+++ Dataset entries
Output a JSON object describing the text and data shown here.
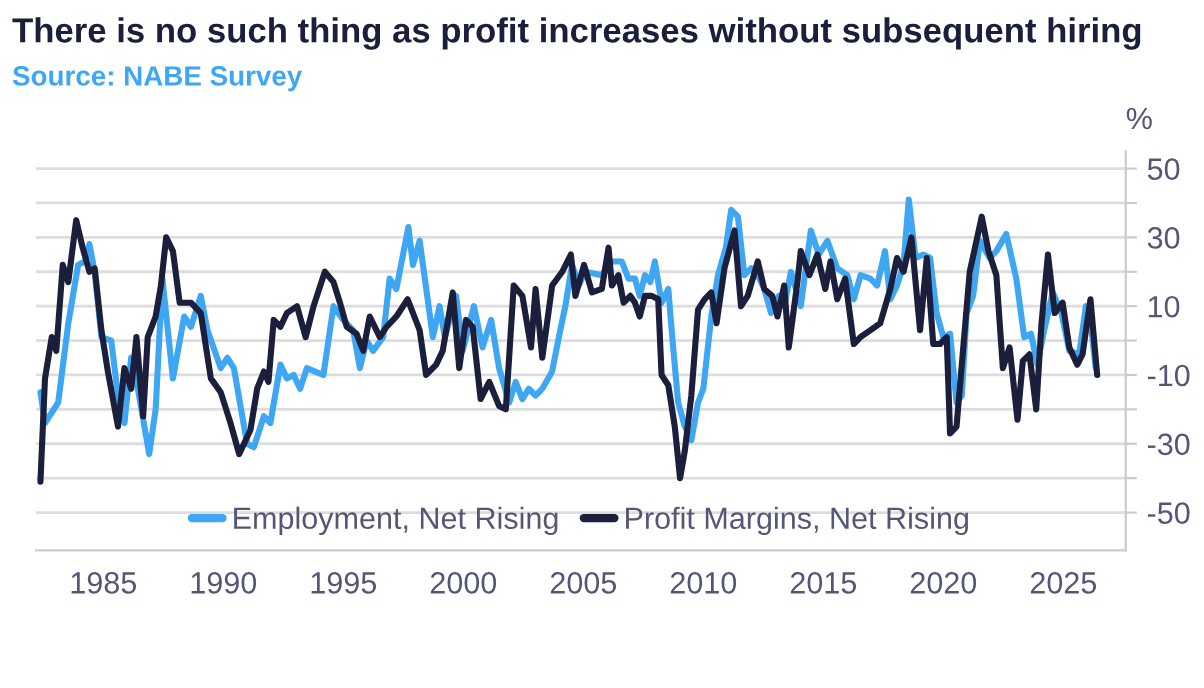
{
  "chart_data": {
    "type": "line",
    "title": "There is no such thing as profit increases without subsequent hiring",
    "subtitle": "Source: NABE Survey",
    "ylabel": "%",
    "series": [
      {
        "name": "Employment, Net Rising",
        "color": "#3ea6f2",
        "x": [
          1982.38,
          1982.57,
          1983.12,
          1983.54,
          1983.95,
          1984.23,
          1984.42,
          1984.64,
          1984.92,
          1985.33,
          1985.61,
          1985.88,
          1986.16,
          1986.44,
          1986.91,
          1987.18,
          1987.46,
          1987.9,
          1988.37,
          1988.65,
          1989.06,
          1989.34,
          1989.89,
          1990.17,
          1990.44,
          1990.99,
          1991.27,
          1991.69,
          1991.96,
          1992.38,
          1992.65,
          1992.93,
          1993.2,
          1993.48,
          1994.17,
          1994.59,
          1995.0,
          1995.41,
          1995.69,
          1995.97,
          1996.24,
          1996.66,
          1996.93,
          1997.21,
          1997.71,
          1997.9,
          1998.18,
          1998.73,
          1999.01,
          1999.23,
          1999.7,
          1999.97,
          2000.44,
          2000.8,
          2001.16,
          2001.49,
          2001.91,
          2002.18,
          2002.46,
          2002.73,
          2003.01,
          2003.29,
          2003.7,
          2003.98,
          2004.25,
          2004.53,
          2004.81,
          2005.08,
          2005.77,
          2006.19,
          2006.6,
          2006.88,
          2007.15,
          2007.35,
          2007.57,
          2007.79,
          2007.98,
          2008.26,
          2008.54,
          2008.73,
          2008.95,
          2009.23,
          2009.5,
          2009.78,
          2010.0,
          2010.33,
          2010.61,
          2010.94,
          2011.16,
          2011.44,
          2011.71,
          2011.99,
          2012.27,
          2012.54,
          2012.82,
          2013.15,
          2013.37,
          2013.65,
          2014.06,
          2014.48,
          2014.81,
          2015.17,
          2015.58,
          2016.0,
          2016.27,
          2016.55,
          2016.96,
          2017.24,
          2017.57,
          2017.79,
          2018.07,
          2018.34,
          2018.56,
          2018.84,
          2019.17,
          2019.45,
          2019.72,
          2020.0,
          2020.28,
          2020.55,
          2020.77,
          2020.97,
          2021.24,
          2021.52,
          2021.93,
          2022.21,
          2022.62,
          2023.04,
          2023.37,
          2023.65,
          2023.92,
          2024.2,
          2024.56,
          2024.92,
          2025.25,
          2025.66,
          2025.94,
          2026.08,
          2026.35
        ],
        "values": [
          -15,
          -24,
          -18,
          5,
          22,
          23,
          28,
          20,
          1,
          0,
          -16,
          -24,
          -5,
          -14,
          -33,
          -20,
          18,
          -11,
          7,
          4,
          13,
          3,
          -8,
          -5,
          -8,
          -30,
          -31,
          -22,
          -24,
          -7,
          -11,
          -10,
          -14,
          -8,
          -10,
          10,
          6,
          3,
          -8,
          0,
          -3,
          1,
          18,
          15,
          33,
          22,
          29,
          1,
          10,
          1,
          13,
          -3,
          10,
          -2,
          6,
          -8,
          -18,
          -12,
          -17,
          -14,
          -16,
          -14,
          -9,
          1,
          10,
          22,
          16,
          20,
          19,
          23,
          23,
          18,
          18,
          13,
          19,
          17,
          23,
          11,
          15,
          -1,
          -18,
          -25,
          -29,
          -18,
          -14,
          7,
          19,
          27,
          38,
          36,
          19,
          21,
          19,
          15,
          8,
          13,
          10,
          20,
          10,
          32,
          25,
          29,
          21,
          19,
          12,
          19,
          18,
          16,
          26,
          12,
          16,
          22,
          41,
          24,
          25,
          24,
          8,
          1,
          2,
          -18,
          -16,
          8,
          13,
          29,
          24,
          26,
          31,
          18,
          1,
          2,
          -7,
          3,
          14,
          8,
          -3,
          -4,
          10,
          9,
          -8
        ]
      },
      {
        "name": "Profit Margins, Net Rising",
        "color": "#1b1f3b",
        "x": [
          1982.38,
          1982.57,
          1982.85,
          1983.04,
          1983.31,
          1983.54,
          1983.87,
          1984.14,
          1984.42,
          1984.64,
          1984.92,
          1985.19,
          1985.61,
          1985.88,
          1986.16,
          1986.38,
          1986.66,
          1986.85,
          1987.18,
          1987.4,
          1987.62,
          1987.9,
          1988.18,
          1988.65,
          1989.06,
          1989.48,
          1989.89,
          1990.3,
          1990.66,
          1991.13,
          1991.41,
          1991.69,
          1991.88,
          1992.1,
          1992.38,
          1992.65,
          1993.07,
          1993.43,
          1993.76,
          1994.23,
          1994.59,
          1994.86,
          1995.14,
          1995.55,
          1995.83,
          1996.1,
          1996.52,
          1996.8,
          1997.21,
          1997.68,
          1998.18,
          1998.45,
          1998.87,
          1999.14,
          1999.56,
          1999.83,
          2000.11,
          2000.39,
          2000.72,
          2001.08,
          2001.49,
          2001.77,
          2002.1,
          2002.46,
          2002.82,
          2003.01,
          2003.29,
          2003.7,
          2004.12,
          2004.48,
          2004.67,
          2005.03,
          2005.36,
          2005.77,
          2006.05,
          2006.19,
          2006.46,
          2006.68,
          2006.96,
          2007.15,
          2007.35,
          2007.57,
          2007.85,
          2008.12,
          2008.26,
          2008.54,
          2008.81,
          2009.03,
          2009.23,
          2009.5,
          2009.78,
          2010.05,
          2010.33,
          2010.55,
          2010.88,
          2011.3,
          2011.57,
          2011.85,
          2012.27,
          2012.54,
          2012.87,
          2013.09,
          2013.37,
          2013.56,
          2013.92,
          2014.06,
          2014.42,
          2014.75,
          2015.08,
          2015.3,
          2015.58,
          2015.91,
          2016.27,
          2016.55,
          2016.96,
          2017.37,
          2017.79,
          2018.07,
          2018.34,
          2018.67,
          2019.03,
          2019.31,
          2019.58,
          2019.86,
          2020.14,
          2020.28,
          2020.55,
          2020.83,
          2021.1,
          2021.6,
          2021.88,
          2022.21,
          2022.48,
          2022.76,
          2023.09,
          2023.31,
          2023.59,
          2023.87,
          2024.09,
          2024.36,
          2024.64,
          2024.97,
          2025.25,
          2025.58,
          2025.8,
          2026.13,
          2026.41
        ],
        "values": [
          -41,
          -11,
          1,
          -3,
          22,
          17,
          35,
          27,
          20,
          21,
          3,
          -9,
          -25,
          -8,
          -14,
          1,
          -22,
          1,
          7,
          16,
          30,
          26,
          11,
          11,
          8,
          -11,
          -15,
          -24,
          -33,
          -26,
          -14,
          -9,
          -12,
          6,
          4,
          8,
          10,
          1,
          10,
          20,
          17,
          11,
          4,
          2,
          -3,
          7,
          1,
          4,
          7,
          12,
          3,
          -10,
          -7,
          -3,
          14,
          -8,
          6,
          4,
          -17,
          -12,
          -19,
          -20,
          16,
          13,
          -2,
          15,
          -5,
          16,
          20,
          25,
          13,
          22,
          14,
          15,
          27,
          16,
          19,
          11,
          13,
          11,
          7,
          13,
          13,
          12,
          -10,
          -13,
          -25,
          -40,
          -32,
          -16,
          9,
          12,
          14,
          5,
          21,
          32,
          10,
          13,
          23,
          15,
          13,
          7,
          16,
          -2,
          17,
          26,
          19,
          25,
          15,
          23,
          12,
          18,
          -1,
          1,
          3,
          5,
          15,
          24,
          20,
          30,
          3,
          24,
          -1,
          -1,
          1,
          -27,
          -25,
          -2,
          20,
          36,
          26,
          19,
          -8,
          -2,
          -23,
          -6,
          -4,
          -20,
          5,
          25,
          8,
          11,
          -2,
          -7,
          -4,
          12,
          -10
        ]
      }
    ],
    "xlim": [
      1982.2,
      2027.6
    ],
    "xticks": [
      1985,
      1990,
      1995,
      2000,
      2005,
      2010,
      2015,
      2020,
      2025
    ],
    "ylim": [
      -61,
      55
    ],
    "yticks": [
      50,
      {
        "value": 40,
        "label": null
      },
      30,
      {
        "value": 20,
        "label": null
      },
      10,
      {
        "value": 0,
        "label": null
      },
      -10,
      {
        "value": -20,
        "label": null
      },
      -30,
      {
        "value": -40,
        "label": null
      },
      -50
    ],
    "grid": "y",
    "legend": "bottom",
    "line_style": "solid"
  }
}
++++++
* [Exercise details]: For each line of the entries that includes "name", show that line.

* [Solution]:
        "name": "Employment, Net Rising",
        "name": "Profit Margins, Net Rising",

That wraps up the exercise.